## Task to carry out
Print the full listing exactly.

## Available records
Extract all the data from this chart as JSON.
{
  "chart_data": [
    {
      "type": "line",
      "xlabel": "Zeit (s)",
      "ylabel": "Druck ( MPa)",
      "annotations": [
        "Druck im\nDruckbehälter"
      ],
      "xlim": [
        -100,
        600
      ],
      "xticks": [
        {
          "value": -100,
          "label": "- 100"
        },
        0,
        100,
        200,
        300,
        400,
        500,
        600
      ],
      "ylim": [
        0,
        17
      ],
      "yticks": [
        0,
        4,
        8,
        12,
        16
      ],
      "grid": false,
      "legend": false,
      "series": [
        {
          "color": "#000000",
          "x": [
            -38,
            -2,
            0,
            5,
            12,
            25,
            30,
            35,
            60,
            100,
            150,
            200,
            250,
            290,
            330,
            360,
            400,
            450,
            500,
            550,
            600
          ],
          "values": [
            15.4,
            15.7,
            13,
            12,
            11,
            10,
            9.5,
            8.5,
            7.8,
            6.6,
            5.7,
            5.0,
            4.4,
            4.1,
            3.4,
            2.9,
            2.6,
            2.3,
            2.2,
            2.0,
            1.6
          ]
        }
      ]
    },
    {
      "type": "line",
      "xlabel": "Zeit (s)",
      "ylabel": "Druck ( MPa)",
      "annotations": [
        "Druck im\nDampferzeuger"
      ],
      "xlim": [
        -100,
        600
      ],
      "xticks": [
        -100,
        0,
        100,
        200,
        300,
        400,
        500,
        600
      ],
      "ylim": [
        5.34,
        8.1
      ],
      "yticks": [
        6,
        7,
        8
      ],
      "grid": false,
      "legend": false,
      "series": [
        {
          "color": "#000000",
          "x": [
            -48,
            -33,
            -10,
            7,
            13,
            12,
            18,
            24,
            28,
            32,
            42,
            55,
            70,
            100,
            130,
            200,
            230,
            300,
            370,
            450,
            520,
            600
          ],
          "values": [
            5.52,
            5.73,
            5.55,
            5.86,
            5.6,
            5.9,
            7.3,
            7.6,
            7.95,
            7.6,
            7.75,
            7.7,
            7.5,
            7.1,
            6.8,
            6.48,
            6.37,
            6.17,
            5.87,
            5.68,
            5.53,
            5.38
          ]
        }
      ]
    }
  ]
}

## Exercise response
Extract all the data from this chart as JSON.
{
  "chart_data": [
    {
      "type": "line",
      "xlabel": "Zeit (s)",
      "ylabel": "Druck ( MPa)",
      "annotations": [
        "Druck im\nDruckbehälter"
      ],
      "xlim": [
        -100,
        600
      ],
      "xticks": [
        {
          "value": -100,
          "label": "- 100"
        },
        0,
        100,
        200,
        300,
        400,
        500,
        600
      ],
      "ylim": [
        0,
        17
      ],
      "yticks": [
        0,
        4,
        8,
        12,
        16
      ],
      "grid": false,
      "legend": false,
      "series": [
        {
          "color": "#000000",
          "x": [
            -38,
            -2,
            0,
            5,
            12,
            25,
            30,
            35,
            60,
            100,
            150,
            200,
            250,
            290,
            330,
            360,
            400,
            450,
            500,
            550,
            600
          ],
          "values": [
            15.4,
            15.7,
            13,
            12,
            11,
            10,
            9.5,
            8.5,
            7.8,
            6.6,
            5.7,
            5.0,
            4.4,
            4.1,
            3.4,
            2.9,
            2.6,
            2.3,
            2.2,
            2.0,
            1.6
          ]
        }
      ]
    },
    {
      "type": "line",
      "xlabel": "Zeit (s)",
      "ylabel": "Druck ( MPa)",
      "annotations": [
        "Druck im\nDampferzeuger"
      ],
      "xlim": [
        -100,
        600
      ],
      "xticks": [
        -100,
        0,
        100,
        200,
        300,
        400,
        500,
        600
      ],
      "ylim": [
        5.34,
        8.1
      ],
      "yticks": [
        6,
        7,
        8
      ],
      "grid": false,
      "legend": false,
      "series": [
        {
          "color": "#000000",
          "x": [
            -48,
            -33,
            -10,
            7,
            13,
            12,
            18,
            24,
            28,
            32,
            42,
            55,
            70,
            100,
            130,
            200,
            230,
            300,
            370,
            450,
            520,
            600
          ],
          "values": [
            5.52,
            5.73,
            5.55,
            5.86,
            5.6,
            5.9,
            7.3,
            7.6,
            7.95,
            7.6,
            7.75,
            7.7,
            7.5,
            7.1,
            6.8,
            6.48,
            6.37,
            6.17,
            5.87,
            5.68,
            5.53,
            5.38
          ]
        }
      ]
    }
  ]
}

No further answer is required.